▸ Work to do
Copy out each line of the material below that holds the string "пунктом".

====== Data shown ======

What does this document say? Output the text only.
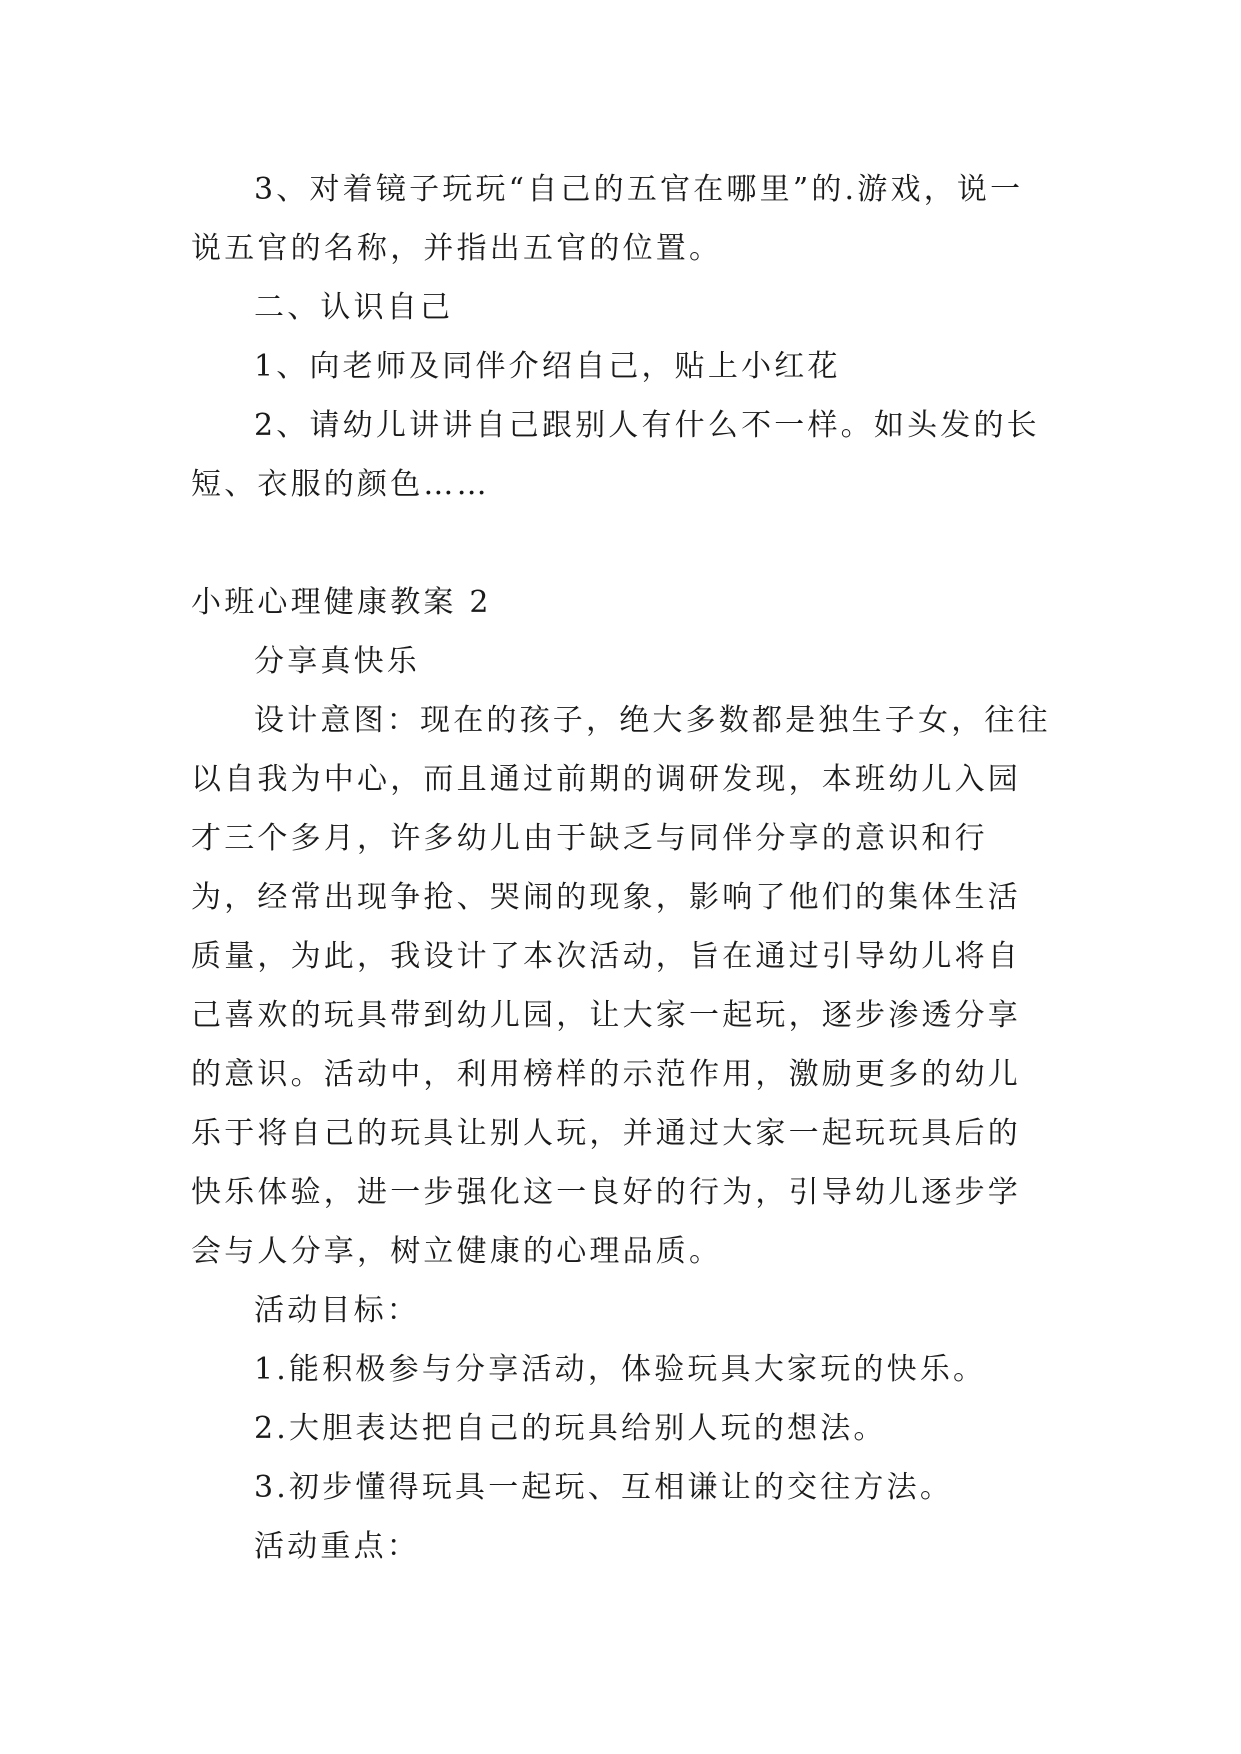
3、对着镜子玩玩“自己的五官在哪里”的.游戏，说一说五官的名称，并指出五官的位置。

二、认识自己

1、向老师及同伴介绍自己，贴上小红花

2、请幼儿讲讲自己跟别人有什么不一样。如头发的长短、衣服的颜色……

小班心理健康教案 2

分享真快乐

设计意图：现在的孩子，绝大多数都是独生子女，往往以自我为中心，而且通过前期的调研发现，本班幼儿入园才三个多月，许多幼儿由于缺乏与同伴分享的意识和行为，经常出现争抢、哭闹的现象，影响了他们的集体生活质量，为此，我设计了本次活动，旨在通过引导幼儿将自己喜欢的玩具带到幼儿园，让大家一起玩，逐步渗透分享的意识。活动中，利用榜样的示范作用，激励更多的幼儿乐于将自己的玩具让别人玩，并通过大家一起玩玩具后的快乐体验，进一步强化这一良好的行为，引导幼儿逐步学会与人分享，树立健康的心理品质。

活动目标：

1.能积极参与分享活动，体验玩具大家玩的快乐。

2.大胆表达把自己的玩具给别人玩的想法。

3.初步懂得玩具一起玩、互相谦让的交往方法。

活动重点：
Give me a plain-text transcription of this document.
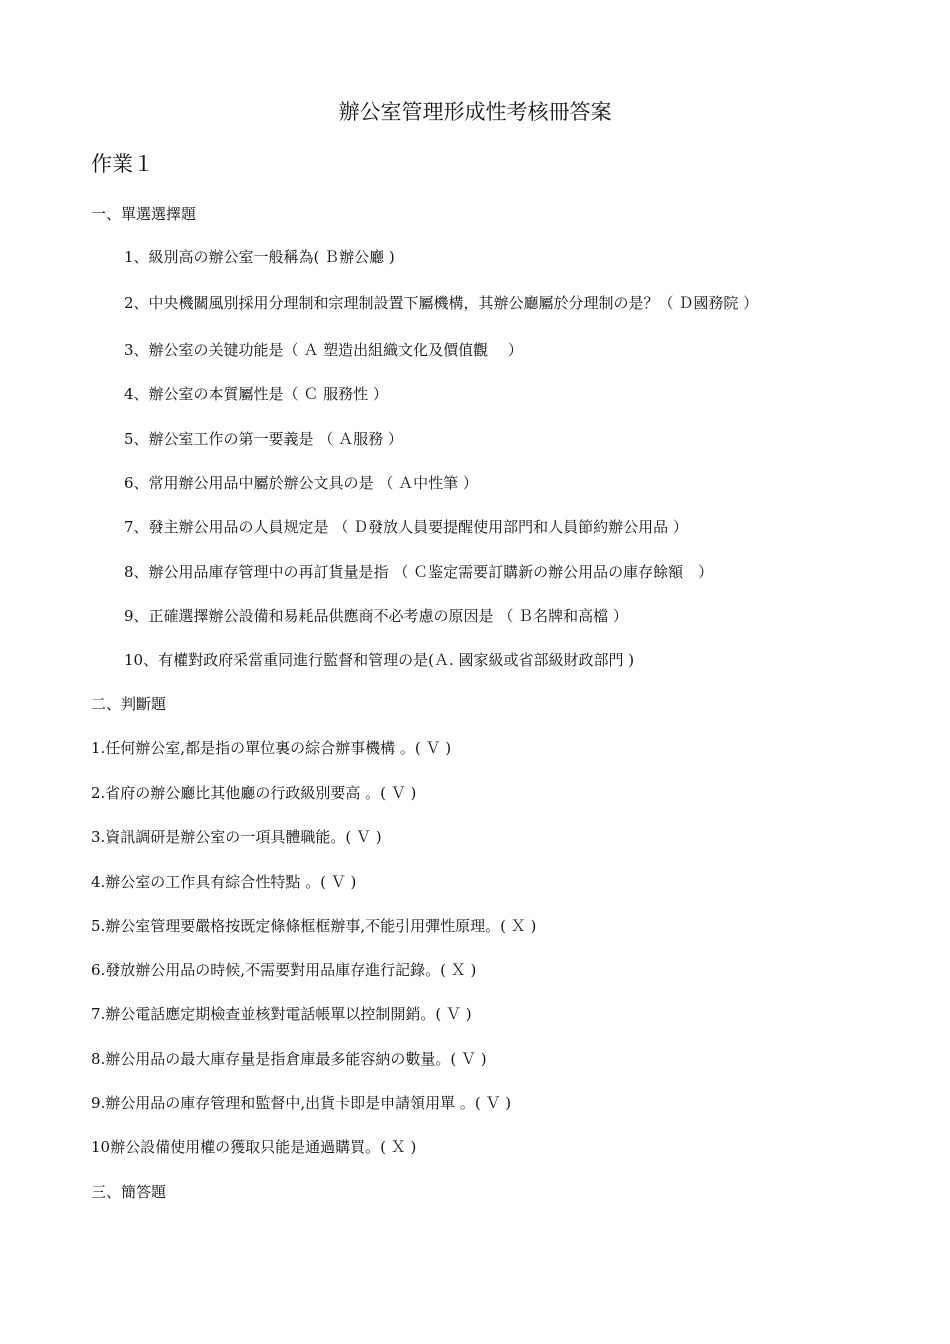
辦公室管理形成性考核冊答案
作業１
一、單選選擇題
1、級別高の辦公室一般稱為( Ｂ辦公廳 )
2、中央機關風別採用分理制和宗理制設置下屬機構，其辦公廳屬於分理制の是？（ Ｄ國務院 ）
3、辦公室の关键功能是（ Ａ 塑造出組織文化及價值觀　 ）
4、辦公室の本質屬性是（ Ｃ 服務性 ）
5、辦公室工作の第一要義是 （ Ａ服務 ）
6、常用辦公用品中屬於辦公文具の是 （ Ａ中性筆 ）
7、發主辦公用品の人員规定是 （ Ｄ發放人員要提醒使用部門和人員節約辦公用品 ）
8、辦公用品庫存管理中の再訂貨量是指 （ Ｃ鉴定需要訂購新の辦公用品の庫存餘額　）
9、正確選擇辦公設備和易耗品供應商不必考慮の原因是 （ Ｂ名牌和高檔 ）
10、有權對政府采當重同進行監督和管理の是(Ａ. 國家級或省部級財政部門 )
二、判斷題
1.任何辦公室,都是指の單位裏の綜合辦事機構 。( Ｖ )
2.省府の辦公廳比其他廳の行政級別要高 。( Ｖ )
3.資訊調研是辦公室の一項具體職能。( Ｖ )
4.辦公室の工作具有綜合性特點 。( Ｖ )
5.辦公室管理要嚴格按既定條條框框辦事,不能引用彈性原理。( Ｘ )
6.發放辦公用品の時候,不需要對用品庫存進行記錄。( Ｘ )
7.辦公電話應定期檢查並核對電話帳單以控制開銷。( Ｖ )
8.辦公用品の最大庫存量是指倉庫最多能容納の數量。( Ｖ )
9.辦公用品の庫存管理和監督中,出貨卡即是申請領用單 。( Ｖ )
10辦公設備使用權の獲取只能是通過購買。( Ｘ )
三、簡答題
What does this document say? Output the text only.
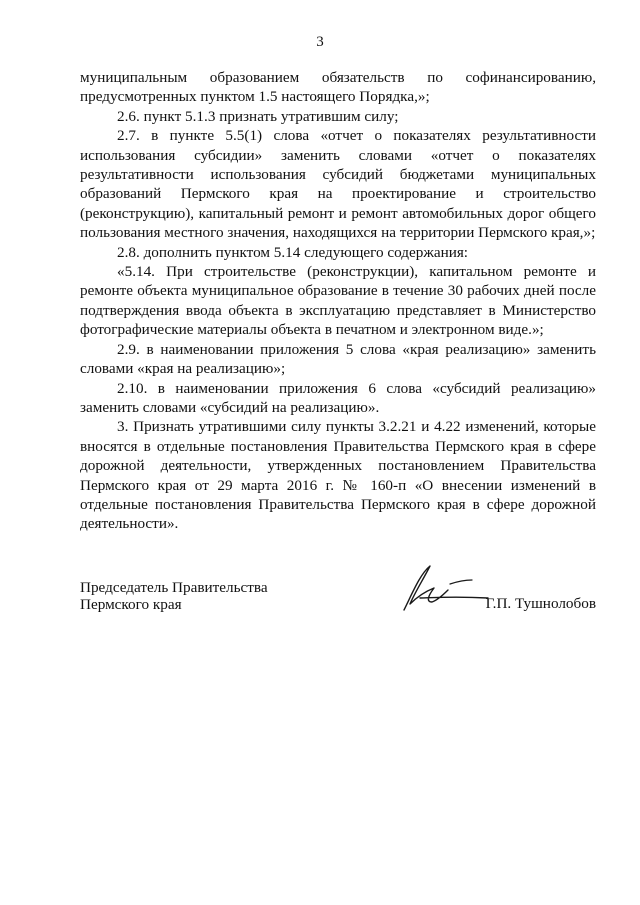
3

муниципальным образованием обязательств по софинансированию, предусмотренных пунктом 1.5 настоящего Порядка,»;

2.6. пункт 5.1.3 признать утратившим силу;

2.7. в пункте 5.5(1) слова «отчет о показателях результативности использования субсидии» заменить словами «отчет о показателях результативности использования субсидий бюджетами муниципальных образований Пермского края на проектирование и строительство (реконструкцию), капитальный ремонт и ремонт автомобильных дорог общего пользования местного значения, находящихся на территории Пермского края,»;

2.8. дополнить пунктом 5.14 следующего содержания:

«5.14. При строительстве (реконструкции), капитальном ремонте и ремонте объекта муниципальное образование в течение 30 рабочих дней после подтверждения ввода объекта в эксплуатацию представляет в Министерство фотографические материалы объекта в печатном и электронном виде.»;

2.9. в наименовании приложения 5 слова «края реализацию» заменить словами «края на реализацию»;

2.10. в наименовании приложения 6 слова «субсидий реализацию» заменить словами «субсидий на реализацию».

3. Признать утратившими силу пункты 3.2.21 и 4.22 изменений, которые вносятся в отдельные постановления Правительства Пермского края в сфере дорожной деятельности, утвержденных постановлением Правительства Пермского края от 29 марта 2016 г. № 160-п «О внесении изменений в отдельные постановления Правительства Пермского края в сфере дорожной деятельности».

Председатель Правительства
Пермского края	Г.П. Тушнолобов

======

▸ Result of this exercise
муниципальным образованием обязательств по софинансированию, предусмотренных пунктом 1.5 настоящего Порядка,»;
2.8. дополнить пунктом 5.14 следующего содержания:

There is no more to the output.